Passage given ::

Hello..
I'm writing a paper wherein array randomize there. I'm looking for Fisher-Yates shuffle on the net and many links only give me the FY code. Can anyone help me to enlighten 'bout FY shuffle theory? Thanks...
Re: Fisher-Yates theory
by MarkM (Curate) on Jul 24, 2003 at 05:39 UTC
|
In addition to what sauoq wrote:
I'm not convinced that the Fisher-Yates shuffle actually has very much theory with regard to random order involved at all.
On the surface, each array entry has the appearance of being given a single opportunity at being swapped with another array entry. In practice, array entries nearer to the beginning of the array have additional opportunities of being swapped (as a result of later swaps), meaning that less shuffling happens at the end of the array than at the beginning.
One could argue in great length whether additional shuffling in the array improves the randomness, or whether it produces patterns in the longer term, but it isn't difficult to argue that regardless of which conclusion is valid, the fact that the entries nearer to the beginning have additional chances of being shuffled, while entries nearer the end have fewer chances, that *one* of these ends will be improved more than the other, therefore the algorithm is not optimal.
UPDATE: See node Fisher-Yates theory... does this prove that it is invalid? for my 'proof' that Fisher-Yates weights the results.
| [reply] |
|
I'm not convinced that the Fisher-Yates shuffle actually has very much theory with regard to random order involved
at all.
Well, you are wrong. The first publication of the Fisher-Yates
shuffle dates from 1938. It's example 12 in the book
Statistical Tables, whose authors are R.A. Fisher
and F.Yates.
It was also discussed by R. Durstenfeld, in 1964.
Communications of the ACM, volume 7, pp 420.
And of course Donald Knuth mentions it, in Volume 2 of
The Art of Computer Programming. In the third
edition, it's algorithm P, section 3.4.2 on page 145.
Abigail
| [reply] |
|
++
If there was ever a node that deserves to make the Best Nodes, that's it...
I bookmarked it so I can read that article from ACM's digital library.
UPDATE: I read the paragraph in the ACM digital library, for algorithm 235. How did you ever find that citation? It is the algorithm, but he doesn't credit Fisher-Yates...
--
Mike
| [reply] |
|
|
|
UPDATE: As pointed out by others, I made an error when translating the code. See their summaries for good explanations. Cheers, and thanks everyone. (tail between legs)
In a previous article, I was challenged for doubting the effectiveness of the Fisher-Yates shuffle as described in perlfaq.

Dataset content ::

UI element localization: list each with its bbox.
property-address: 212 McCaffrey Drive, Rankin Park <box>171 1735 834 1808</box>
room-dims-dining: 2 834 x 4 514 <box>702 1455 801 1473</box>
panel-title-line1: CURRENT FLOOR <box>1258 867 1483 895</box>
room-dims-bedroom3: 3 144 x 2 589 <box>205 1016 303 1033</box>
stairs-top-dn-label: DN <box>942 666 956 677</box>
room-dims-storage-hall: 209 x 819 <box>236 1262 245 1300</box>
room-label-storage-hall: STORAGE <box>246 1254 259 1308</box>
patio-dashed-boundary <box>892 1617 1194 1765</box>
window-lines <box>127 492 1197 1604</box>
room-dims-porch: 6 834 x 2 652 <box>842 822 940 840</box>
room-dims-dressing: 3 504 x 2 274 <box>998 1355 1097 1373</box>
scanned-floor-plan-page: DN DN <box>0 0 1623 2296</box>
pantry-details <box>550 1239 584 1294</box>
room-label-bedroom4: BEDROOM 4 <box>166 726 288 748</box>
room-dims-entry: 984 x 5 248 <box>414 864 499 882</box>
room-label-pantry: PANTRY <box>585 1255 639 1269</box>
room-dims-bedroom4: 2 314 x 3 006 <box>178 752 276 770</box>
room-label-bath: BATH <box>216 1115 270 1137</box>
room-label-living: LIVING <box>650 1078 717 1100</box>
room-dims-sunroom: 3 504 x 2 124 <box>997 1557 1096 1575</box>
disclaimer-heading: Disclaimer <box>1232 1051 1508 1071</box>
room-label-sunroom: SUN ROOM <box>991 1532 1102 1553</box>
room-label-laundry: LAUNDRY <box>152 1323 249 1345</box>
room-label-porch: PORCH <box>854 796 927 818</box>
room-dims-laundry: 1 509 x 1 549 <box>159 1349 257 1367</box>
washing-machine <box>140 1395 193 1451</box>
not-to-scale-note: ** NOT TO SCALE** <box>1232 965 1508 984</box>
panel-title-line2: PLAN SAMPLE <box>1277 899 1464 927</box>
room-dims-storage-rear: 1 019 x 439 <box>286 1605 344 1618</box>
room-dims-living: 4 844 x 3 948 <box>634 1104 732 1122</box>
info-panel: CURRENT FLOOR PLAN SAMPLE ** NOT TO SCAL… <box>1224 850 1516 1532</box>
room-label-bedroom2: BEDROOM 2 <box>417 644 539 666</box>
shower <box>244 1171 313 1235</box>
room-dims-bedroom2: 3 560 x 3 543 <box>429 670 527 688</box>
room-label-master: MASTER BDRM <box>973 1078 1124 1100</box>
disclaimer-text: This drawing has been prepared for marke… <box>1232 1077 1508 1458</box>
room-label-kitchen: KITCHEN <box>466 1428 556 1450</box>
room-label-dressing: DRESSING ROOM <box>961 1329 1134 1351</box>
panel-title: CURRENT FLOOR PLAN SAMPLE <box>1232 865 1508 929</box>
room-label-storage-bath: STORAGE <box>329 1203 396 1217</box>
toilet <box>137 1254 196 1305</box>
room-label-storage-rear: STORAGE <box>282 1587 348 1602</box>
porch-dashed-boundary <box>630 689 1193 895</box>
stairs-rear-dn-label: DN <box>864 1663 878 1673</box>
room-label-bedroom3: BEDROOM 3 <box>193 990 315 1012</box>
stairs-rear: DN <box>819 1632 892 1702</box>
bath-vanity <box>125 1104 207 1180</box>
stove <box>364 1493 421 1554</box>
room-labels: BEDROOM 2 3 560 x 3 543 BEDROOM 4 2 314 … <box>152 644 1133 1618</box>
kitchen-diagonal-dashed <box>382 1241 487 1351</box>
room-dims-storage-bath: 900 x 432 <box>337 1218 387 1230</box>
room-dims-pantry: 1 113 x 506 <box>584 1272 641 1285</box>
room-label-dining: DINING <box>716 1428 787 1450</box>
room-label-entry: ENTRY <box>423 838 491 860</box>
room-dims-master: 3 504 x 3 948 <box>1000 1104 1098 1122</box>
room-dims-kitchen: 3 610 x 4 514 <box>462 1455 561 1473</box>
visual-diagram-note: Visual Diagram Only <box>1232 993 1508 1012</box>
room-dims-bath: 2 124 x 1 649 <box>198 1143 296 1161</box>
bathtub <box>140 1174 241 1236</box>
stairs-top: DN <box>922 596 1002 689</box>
* * *
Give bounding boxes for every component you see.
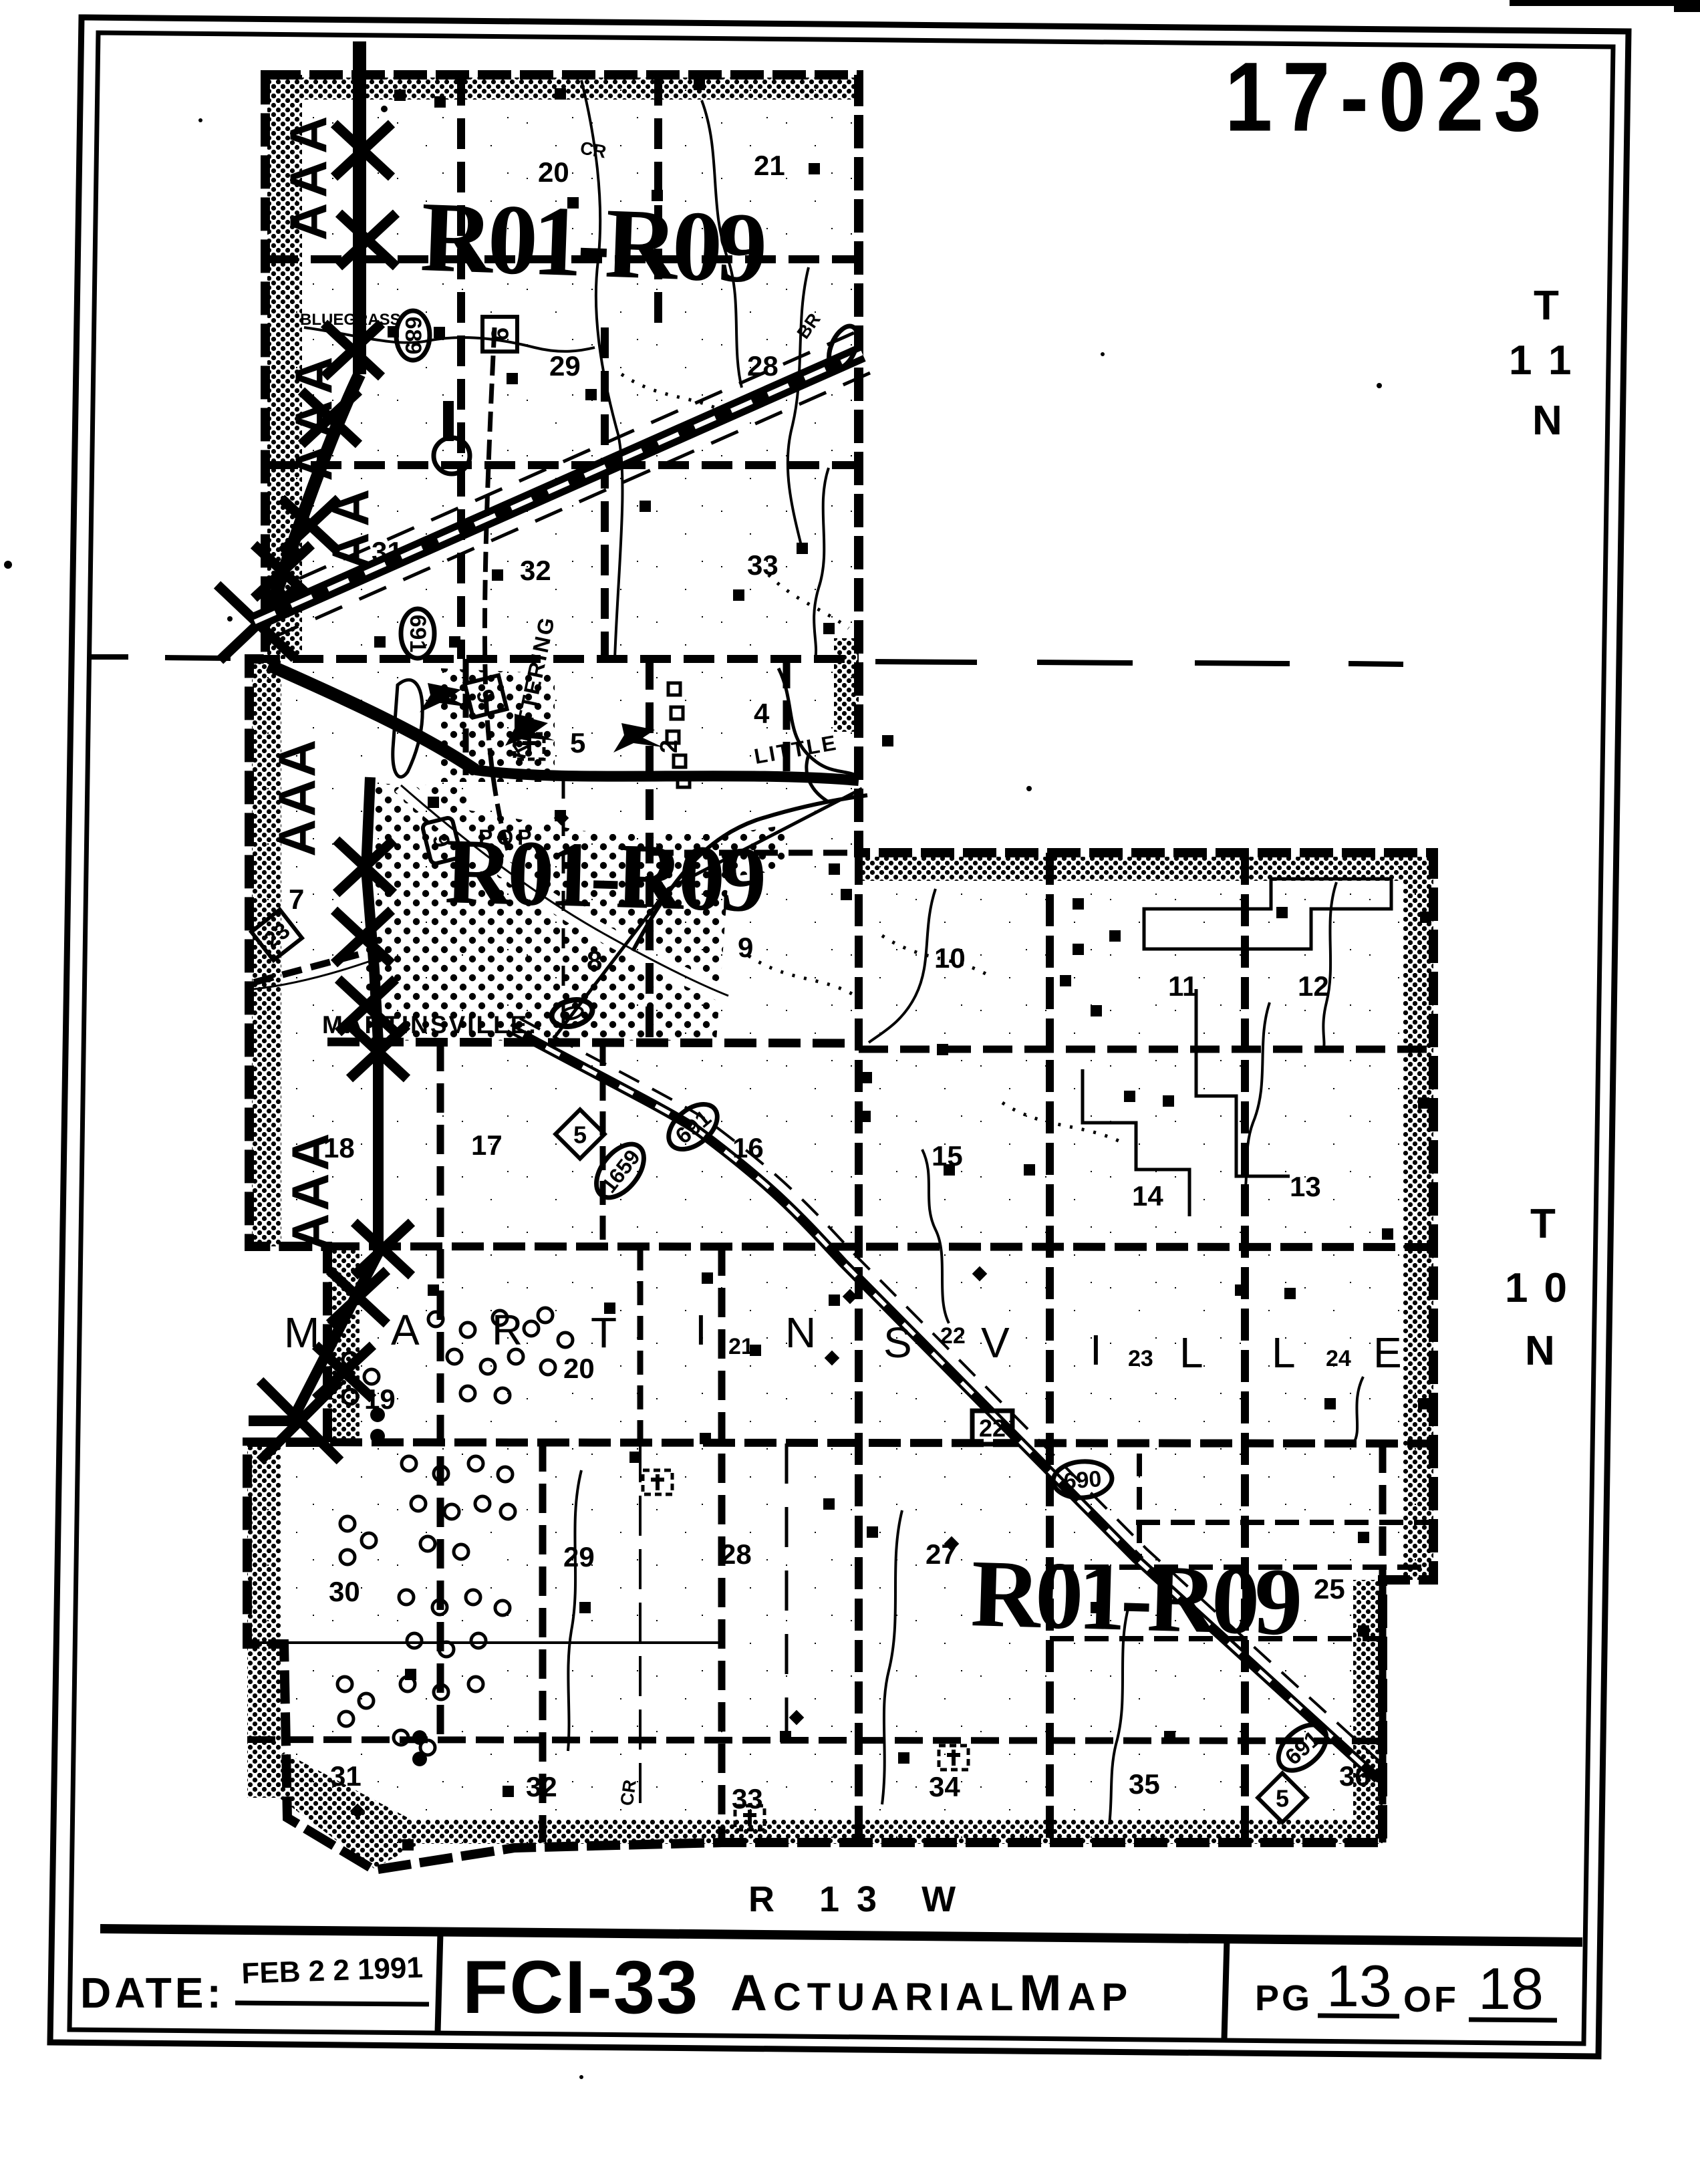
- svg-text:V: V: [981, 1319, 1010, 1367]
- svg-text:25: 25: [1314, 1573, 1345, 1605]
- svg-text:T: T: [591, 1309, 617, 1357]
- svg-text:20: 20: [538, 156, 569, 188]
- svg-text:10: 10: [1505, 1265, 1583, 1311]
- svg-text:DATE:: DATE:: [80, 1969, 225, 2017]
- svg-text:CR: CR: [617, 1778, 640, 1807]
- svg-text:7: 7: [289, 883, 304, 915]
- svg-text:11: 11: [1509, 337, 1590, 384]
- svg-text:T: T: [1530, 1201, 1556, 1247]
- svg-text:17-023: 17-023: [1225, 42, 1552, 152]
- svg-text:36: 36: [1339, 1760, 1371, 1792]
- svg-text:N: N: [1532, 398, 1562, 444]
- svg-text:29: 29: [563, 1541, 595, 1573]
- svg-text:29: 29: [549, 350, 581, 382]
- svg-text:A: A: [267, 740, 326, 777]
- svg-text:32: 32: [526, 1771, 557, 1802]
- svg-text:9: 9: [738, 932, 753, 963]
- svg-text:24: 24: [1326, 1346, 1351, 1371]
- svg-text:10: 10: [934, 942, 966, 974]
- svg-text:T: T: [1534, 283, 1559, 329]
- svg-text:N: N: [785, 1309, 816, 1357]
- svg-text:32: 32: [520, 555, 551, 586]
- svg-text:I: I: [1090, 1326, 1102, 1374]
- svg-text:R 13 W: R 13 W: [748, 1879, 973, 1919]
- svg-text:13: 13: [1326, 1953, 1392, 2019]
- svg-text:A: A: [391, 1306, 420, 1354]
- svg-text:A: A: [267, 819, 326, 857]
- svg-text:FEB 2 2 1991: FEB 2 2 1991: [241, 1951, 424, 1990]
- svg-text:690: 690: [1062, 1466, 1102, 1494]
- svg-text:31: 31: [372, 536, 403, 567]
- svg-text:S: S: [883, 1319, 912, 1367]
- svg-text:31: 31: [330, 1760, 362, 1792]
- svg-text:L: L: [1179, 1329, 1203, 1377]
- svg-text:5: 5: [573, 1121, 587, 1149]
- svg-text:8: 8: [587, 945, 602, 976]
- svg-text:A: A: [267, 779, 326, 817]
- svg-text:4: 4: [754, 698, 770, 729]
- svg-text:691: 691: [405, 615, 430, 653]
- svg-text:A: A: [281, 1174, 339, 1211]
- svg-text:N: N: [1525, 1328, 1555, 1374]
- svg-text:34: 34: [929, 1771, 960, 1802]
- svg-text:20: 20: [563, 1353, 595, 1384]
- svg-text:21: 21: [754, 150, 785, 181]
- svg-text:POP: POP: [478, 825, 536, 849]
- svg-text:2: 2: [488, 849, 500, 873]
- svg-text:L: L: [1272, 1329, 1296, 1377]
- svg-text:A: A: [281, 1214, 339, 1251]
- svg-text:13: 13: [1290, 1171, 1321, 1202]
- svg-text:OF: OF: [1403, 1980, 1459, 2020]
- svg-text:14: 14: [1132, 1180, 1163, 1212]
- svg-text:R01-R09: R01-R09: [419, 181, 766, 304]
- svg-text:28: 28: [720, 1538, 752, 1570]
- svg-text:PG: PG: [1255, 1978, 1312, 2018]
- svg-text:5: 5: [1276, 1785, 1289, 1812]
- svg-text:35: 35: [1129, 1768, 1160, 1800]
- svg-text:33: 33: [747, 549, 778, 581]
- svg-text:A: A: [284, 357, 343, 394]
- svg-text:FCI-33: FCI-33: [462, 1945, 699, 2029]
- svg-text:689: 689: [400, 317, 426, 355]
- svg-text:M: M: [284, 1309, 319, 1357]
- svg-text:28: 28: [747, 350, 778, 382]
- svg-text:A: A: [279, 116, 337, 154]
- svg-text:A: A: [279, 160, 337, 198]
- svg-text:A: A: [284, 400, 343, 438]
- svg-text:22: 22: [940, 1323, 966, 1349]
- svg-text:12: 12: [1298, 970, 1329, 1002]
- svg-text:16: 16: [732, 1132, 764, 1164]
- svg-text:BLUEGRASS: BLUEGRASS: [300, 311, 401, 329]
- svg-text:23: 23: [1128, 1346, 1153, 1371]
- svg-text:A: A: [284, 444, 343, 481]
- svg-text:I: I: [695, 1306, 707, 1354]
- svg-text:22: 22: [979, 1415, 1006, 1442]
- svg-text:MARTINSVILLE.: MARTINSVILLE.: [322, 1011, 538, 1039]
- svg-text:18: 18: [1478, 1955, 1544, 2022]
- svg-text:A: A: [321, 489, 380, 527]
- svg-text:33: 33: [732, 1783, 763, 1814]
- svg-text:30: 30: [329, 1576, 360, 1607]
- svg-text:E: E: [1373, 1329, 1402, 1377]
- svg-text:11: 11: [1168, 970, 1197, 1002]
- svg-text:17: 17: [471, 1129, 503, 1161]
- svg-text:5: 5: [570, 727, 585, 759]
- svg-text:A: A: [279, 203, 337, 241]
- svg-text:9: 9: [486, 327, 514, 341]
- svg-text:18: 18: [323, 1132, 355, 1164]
---
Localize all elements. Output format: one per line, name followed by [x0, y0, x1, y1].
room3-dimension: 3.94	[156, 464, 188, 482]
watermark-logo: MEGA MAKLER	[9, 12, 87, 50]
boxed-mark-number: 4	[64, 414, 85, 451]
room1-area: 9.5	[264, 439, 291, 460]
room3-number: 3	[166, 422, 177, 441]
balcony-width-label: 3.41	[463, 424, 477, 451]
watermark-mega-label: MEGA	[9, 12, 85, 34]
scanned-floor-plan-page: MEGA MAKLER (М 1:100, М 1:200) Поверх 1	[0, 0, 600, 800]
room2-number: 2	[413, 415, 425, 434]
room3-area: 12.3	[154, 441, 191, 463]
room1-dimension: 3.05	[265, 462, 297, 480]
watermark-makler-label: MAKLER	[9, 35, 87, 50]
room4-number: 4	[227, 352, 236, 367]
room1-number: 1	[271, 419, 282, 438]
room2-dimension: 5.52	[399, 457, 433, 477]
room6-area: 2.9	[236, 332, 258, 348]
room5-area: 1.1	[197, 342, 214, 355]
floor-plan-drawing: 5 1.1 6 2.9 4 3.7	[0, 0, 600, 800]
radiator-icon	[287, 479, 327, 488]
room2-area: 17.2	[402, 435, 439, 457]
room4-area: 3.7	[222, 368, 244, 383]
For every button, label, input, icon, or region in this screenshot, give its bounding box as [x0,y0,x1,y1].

Jobs ::
a: In the Fisher-Yates thread, what year does the first publication of the shuffle date from?
b: Please write out the rows from the line with "UI element localization: list" to the line with "room-dims-storage-rear: 1 019", both included.

The responses ::
a: 1938

b:
UI element localization: list each with its bbox.
property-address: 212 McCaffrey Drive, Rankin Park <box>171 1735 834 1808</box>
room-dims-dining: 2 834 x 4 514 <box>702 1455 801 1473</box>
panel-title-line1: CURRENT FLOOR <box>1258 867 1483 895</box>
room-dims-bedroom3: 3 144 x 2 589 <box>205 1016 303 1033</box>
stairs-top-dn-label: DN <box>942 666 956 677</box>
room-dims-storage-hall: 209 x 819 <box>236 1262 245 1300</box>
room-label-storage-hall: STORAGE <box>246 1254 259 1308</box>
patio-dashed-boundary <box>892 1617 1194 1765</box>
window-lines <box>127 492 1197 1604</box>
room-dims-porch: 6 834 x 2 652 <box>842 822 940 840</box>
room-dims-dressing: 3 504 x 2 274 <box>998 1355 1097 1373</box>
scanned-floor-plan-page: DN DN <box>0 0 1623 2296</box>
pantry-details <box>550 1239 584 1294</box>
room-label-bedroom4: BEDROOM 4 <box>166 726 288 748</box>
room-dims-entry: 984 x 5 248 <box>414 864 499 882</box>
room-label-pantry: PANTRY <box>585 1255 639 1269</box>
room-dims-bedroom4: 2 314 x 3 006 <box>178 752 276 770</box>
room-label-bath: BATH <box>216 1115 270 1137</box>
room-label-living: LIVING <box>650 1078 717 1100</box>
room-dims-sunroom: 3 504 x 2 124 <box>997 1557 1096 1575</box>
disclaimer-heading: Disclaimer <box>1232 1051 1508 1071</box>
room-label-sunroom: SUN ROOM <box>991 1532 1102 1553</box>
room-label-laundry: LAUNDRY <box>152 1323 249 1345</box>
room-label-porch: PORCH <box>854 796 927 818</box>
room-dims-laundry: 1 509 x 1 549 <box>159 1349 257 1367</box>
washing-machine <box>140 1395 193 1451</box>
not-to-scale-note: ** NOT TO SCALE** <box>1232 965 1508 984</box>
panel-title-line2: PLAN SAMPLE <box>1277 899 1464 927</box>
room-dims-storage-rear: 1 019 x 439 <box>286 1605 344 1618</box>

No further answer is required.